[start of DATA LINES]

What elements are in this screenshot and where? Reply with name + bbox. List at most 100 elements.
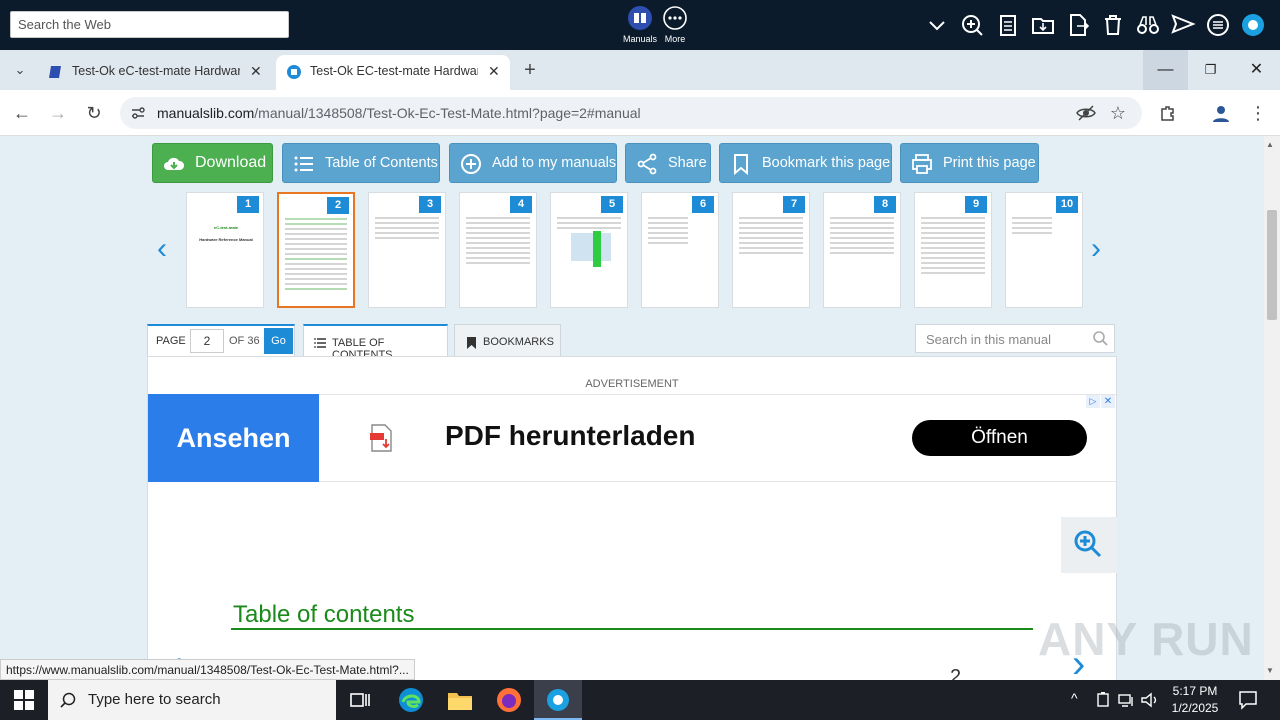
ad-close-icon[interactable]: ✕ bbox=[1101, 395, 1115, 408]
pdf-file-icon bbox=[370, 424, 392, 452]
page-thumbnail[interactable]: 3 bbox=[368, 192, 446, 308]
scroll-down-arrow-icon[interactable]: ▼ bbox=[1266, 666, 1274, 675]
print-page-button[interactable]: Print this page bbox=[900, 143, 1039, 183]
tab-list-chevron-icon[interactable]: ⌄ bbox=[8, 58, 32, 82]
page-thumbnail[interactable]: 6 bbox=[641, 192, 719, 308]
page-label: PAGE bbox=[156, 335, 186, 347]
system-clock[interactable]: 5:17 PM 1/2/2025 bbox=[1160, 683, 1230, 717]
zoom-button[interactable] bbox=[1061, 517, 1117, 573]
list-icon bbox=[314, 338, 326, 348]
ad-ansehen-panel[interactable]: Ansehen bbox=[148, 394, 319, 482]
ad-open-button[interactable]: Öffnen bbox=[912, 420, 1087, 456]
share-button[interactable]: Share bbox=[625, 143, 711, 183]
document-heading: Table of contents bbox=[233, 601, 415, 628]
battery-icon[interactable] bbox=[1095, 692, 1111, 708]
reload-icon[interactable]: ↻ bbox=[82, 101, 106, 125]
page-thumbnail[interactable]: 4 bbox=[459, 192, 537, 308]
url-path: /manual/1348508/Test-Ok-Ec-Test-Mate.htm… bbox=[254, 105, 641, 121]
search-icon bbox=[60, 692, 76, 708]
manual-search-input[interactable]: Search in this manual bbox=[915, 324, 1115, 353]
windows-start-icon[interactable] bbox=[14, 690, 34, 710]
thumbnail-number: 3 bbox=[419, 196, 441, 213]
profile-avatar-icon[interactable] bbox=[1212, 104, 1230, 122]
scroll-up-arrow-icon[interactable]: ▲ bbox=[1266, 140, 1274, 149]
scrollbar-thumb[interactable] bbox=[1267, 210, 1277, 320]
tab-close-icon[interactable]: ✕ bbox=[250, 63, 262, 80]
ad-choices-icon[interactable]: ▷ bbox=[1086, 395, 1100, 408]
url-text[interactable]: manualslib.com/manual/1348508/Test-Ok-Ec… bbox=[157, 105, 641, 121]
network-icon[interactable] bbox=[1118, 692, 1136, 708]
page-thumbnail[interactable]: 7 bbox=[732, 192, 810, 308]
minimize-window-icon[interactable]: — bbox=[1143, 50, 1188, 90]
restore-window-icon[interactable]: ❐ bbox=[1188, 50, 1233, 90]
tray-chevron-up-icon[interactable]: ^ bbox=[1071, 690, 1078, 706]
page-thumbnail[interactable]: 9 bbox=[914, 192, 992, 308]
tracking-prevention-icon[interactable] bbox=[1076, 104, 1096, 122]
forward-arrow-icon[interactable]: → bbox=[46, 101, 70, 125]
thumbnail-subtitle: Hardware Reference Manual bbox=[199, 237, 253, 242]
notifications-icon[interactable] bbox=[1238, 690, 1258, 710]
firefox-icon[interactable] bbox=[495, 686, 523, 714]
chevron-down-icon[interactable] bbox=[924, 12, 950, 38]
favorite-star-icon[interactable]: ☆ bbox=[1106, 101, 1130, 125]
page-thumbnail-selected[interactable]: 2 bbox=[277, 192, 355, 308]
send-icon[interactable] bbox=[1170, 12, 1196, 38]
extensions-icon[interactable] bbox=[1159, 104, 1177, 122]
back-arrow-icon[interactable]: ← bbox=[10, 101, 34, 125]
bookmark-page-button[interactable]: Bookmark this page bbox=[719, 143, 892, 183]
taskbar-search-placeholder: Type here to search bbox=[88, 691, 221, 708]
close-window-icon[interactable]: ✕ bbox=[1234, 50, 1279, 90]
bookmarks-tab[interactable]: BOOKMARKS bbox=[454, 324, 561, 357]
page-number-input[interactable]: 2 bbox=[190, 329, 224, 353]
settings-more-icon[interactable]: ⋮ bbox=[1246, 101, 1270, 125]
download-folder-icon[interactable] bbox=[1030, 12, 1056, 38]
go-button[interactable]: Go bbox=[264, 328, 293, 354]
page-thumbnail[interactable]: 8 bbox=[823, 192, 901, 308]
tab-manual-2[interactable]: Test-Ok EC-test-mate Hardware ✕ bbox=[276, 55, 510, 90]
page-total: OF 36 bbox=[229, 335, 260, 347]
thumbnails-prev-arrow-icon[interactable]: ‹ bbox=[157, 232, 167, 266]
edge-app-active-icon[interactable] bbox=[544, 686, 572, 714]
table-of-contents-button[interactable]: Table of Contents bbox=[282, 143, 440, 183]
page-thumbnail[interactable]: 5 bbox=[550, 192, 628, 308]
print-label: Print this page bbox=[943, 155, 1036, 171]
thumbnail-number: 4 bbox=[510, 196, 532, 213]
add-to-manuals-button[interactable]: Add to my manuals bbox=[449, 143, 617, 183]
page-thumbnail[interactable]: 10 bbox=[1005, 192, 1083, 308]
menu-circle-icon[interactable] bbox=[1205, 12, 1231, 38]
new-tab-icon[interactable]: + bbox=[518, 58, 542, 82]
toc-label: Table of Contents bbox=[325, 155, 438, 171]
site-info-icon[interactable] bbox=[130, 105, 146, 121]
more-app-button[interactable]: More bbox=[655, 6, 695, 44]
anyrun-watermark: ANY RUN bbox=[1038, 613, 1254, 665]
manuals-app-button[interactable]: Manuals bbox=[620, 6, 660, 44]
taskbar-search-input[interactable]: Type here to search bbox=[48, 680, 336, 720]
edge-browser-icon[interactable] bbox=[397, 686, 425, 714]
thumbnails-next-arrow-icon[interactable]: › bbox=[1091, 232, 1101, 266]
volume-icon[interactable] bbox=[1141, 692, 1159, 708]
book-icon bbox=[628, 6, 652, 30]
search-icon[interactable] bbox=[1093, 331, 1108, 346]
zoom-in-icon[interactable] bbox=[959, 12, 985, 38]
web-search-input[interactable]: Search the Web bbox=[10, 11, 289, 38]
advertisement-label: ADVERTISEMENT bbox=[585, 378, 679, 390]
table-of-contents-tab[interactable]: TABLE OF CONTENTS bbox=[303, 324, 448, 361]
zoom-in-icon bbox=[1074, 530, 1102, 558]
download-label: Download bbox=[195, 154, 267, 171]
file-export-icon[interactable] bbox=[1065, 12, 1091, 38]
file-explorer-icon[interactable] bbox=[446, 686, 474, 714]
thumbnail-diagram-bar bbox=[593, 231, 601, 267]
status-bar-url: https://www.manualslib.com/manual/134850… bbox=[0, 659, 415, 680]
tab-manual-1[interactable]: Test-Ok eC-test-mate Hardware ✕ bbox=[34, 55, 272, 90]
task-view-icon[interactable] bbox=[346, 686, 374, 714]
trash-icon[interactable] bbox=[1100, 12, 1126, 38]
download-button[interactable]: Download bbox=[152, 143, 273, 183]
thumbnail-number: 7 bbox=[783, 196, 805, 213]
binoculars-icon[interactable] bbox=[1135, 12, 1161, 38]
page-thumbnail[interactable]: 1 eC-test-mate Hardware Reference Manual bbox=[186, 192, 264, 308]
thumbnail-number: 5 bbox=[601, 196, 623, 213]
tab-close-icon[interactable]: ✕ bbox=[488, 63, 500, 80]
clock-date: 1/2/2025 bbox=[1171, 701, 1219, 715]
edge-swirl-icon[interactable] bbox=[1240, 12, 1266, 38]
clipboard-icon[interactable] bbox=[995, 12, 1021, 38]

[end of DATA LINES]
[start of DATA LINES]

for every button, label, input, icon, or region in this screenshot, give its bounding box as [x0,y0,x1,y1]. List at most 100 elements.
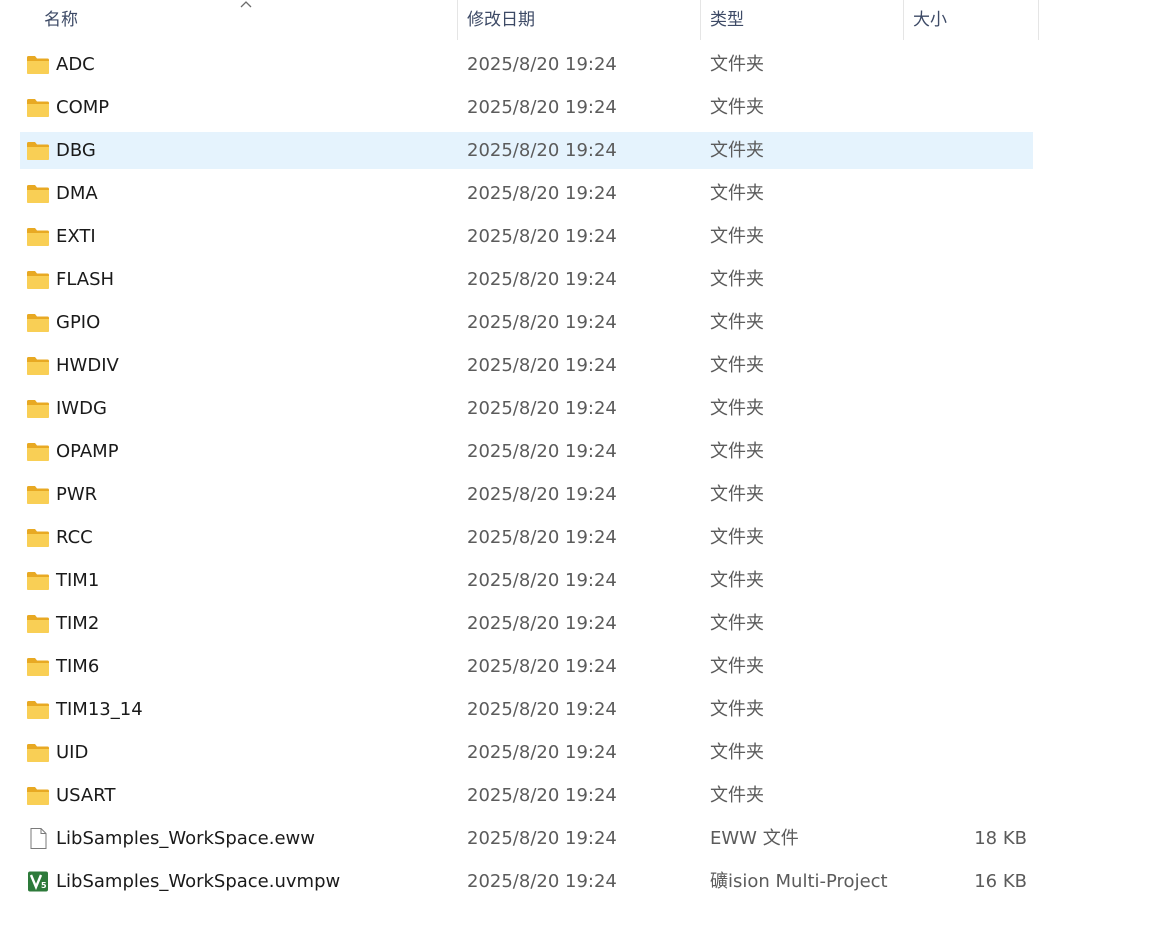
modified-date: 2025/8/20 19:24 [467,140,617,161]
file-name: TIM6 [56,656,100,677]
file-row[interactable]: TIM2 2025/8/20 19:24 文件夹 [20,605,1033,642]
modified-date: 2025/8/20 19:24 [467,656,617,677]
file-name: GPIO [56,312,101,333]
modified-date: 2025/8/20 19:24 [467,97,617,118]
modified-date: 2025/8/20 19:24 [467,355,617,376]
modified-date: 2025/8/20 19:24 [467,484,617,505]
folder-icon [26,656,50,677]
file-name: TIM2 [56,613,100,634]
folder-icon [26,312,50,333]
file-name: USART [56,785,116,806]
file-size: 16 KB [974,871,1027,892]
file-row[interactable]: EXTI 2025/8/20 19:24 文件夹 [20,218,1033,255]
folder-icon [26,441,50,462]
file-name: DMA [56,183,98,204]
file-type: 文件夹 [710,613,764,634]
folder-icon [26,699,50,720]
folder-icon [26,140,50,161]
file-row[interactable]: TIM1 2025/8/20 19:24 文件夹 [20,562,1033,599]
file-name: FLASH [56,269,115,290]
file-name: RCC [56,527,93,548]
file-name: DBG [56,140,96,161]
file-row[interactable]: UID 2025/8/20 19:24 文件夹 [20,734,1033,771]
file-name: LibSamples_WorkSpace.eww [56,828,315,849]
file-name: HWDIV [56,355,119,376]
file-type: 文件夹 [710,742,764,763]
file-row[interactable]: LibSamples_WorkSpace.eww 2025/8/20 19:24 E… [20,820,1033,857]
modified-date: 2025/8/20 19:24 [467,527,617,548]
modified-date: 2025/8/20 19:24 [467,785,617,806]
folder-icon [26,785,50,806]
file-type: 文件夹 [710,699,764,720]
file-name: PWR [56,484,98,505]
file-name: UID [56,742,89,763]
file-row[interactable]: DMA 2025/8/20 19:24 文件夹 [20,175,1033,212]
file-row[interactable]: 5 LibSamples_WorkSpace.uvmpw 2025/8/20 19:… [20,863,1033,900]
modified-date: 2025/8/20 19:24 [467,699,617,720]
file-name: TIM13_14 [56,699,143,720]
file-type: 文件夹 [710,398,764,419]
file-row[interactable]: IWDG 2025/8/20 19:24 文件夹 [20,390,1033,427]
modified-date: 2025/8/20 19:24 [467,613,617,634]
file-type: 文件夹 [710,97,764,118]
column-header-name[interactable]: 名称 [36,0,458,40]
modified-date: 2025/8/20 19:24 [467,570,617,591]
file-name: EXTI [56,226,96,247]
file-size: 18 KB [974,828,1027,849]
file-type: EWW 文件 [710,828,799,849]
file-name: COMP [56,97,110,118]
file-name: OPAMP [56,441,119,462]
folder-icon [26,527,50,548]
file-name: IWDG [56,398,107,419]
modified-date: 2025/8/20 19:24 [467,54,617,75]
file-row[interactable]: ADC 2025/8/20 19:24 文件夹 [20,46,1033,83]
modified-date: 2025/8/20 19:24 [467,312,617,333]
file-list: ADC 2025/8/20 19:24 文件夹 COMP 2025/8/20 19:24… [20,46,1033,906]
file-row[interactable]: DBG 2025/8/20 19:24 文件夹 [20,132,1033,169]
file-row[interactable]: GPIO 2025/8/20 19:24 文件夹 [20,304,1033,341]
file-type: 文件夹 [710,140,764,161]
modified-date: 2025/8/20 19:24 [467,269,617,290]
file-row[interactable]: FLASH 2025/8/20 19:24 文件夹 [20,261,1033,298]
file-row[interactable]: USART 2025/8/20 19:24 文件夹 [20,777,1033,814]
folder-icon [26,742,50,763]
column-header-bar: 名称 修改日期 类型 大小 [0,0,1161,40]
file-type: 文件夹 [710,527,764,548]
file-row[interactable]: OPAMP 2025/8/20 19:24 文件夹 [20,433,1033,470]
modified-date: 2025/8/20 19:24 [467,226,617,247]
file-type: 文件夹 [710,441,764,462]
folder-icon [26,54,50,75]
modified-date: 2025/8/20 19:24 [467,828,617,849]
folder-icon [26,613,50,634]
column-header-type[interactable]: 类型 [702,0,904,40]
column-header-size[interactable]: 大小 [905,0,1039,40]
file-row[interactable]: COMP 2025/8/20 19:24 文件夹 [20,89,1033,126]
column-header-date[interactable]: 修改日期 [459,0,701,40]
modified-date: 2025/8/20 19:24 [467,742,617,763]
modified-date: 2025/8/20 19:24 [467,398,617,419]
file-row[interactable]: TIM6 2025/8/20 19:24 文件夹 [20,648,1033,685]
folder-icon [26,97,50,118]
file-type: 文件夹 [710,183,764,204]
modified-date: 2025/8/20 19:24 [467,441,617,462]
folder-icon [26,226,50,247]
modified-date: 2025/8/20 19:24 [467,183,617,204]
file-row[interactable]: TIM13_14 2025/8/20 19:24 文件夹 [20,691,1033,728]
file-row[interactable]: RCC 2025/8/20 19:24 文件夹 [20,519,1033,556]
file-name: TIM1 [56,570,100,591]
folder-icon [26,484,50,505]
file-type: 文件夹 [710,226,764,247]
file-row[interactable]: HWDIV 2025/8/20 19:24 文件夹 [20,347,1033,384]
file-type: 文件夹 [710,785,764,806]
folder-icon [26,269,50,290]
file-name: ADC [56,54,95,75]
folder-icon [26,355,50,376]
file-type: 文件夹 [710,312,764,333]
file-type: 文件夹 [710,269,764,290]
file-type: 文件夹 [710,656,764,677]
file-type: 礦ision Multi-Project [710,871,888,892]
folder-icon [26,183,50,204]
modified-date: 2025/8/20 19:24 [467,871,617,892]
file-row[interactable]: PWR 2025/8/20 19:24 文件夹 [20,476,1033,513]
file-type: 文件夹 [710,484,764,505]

[end of DATA LINES]

Quote the lines that open with the one containing "modified-date: 2025/8/20 19:24 [467,140,617,161]" and close with the one containing "file-row[interactable]: EXTI 2025/8/20", both included.

## THE ANSWER
modified-date: 2025/8/20 19:24 [467,140,617,161]
file-name: TIM6 [56,656,100,677]
file-row[interactable]: TIM2 2025/8/20 19:24 文件夹 [20,605,1033,642]
modified-date: 2025/8/20 19:24 [467,656,617,677]
file-name: GPIO [56,312,101,333]
modified-date: 2025/8/20 19:24 [467,97,617,118]
modified-date: 2025/8/20 19:24 [467,355,617,376]
modified-date: 2025/8/20 19:24 [467,484,617,505]
folder-icon [26,656,50,677]
file-name: TIM2 [56,613,100,634]
folder-icon [26,312,50,333]
file-name: USART [56,785,116,806]
file-size: 16 KB [974,871,1027,892]
file-row[interactable]: EXTI 2025/8/20 19:24 文件夹 [20,218,1033,255]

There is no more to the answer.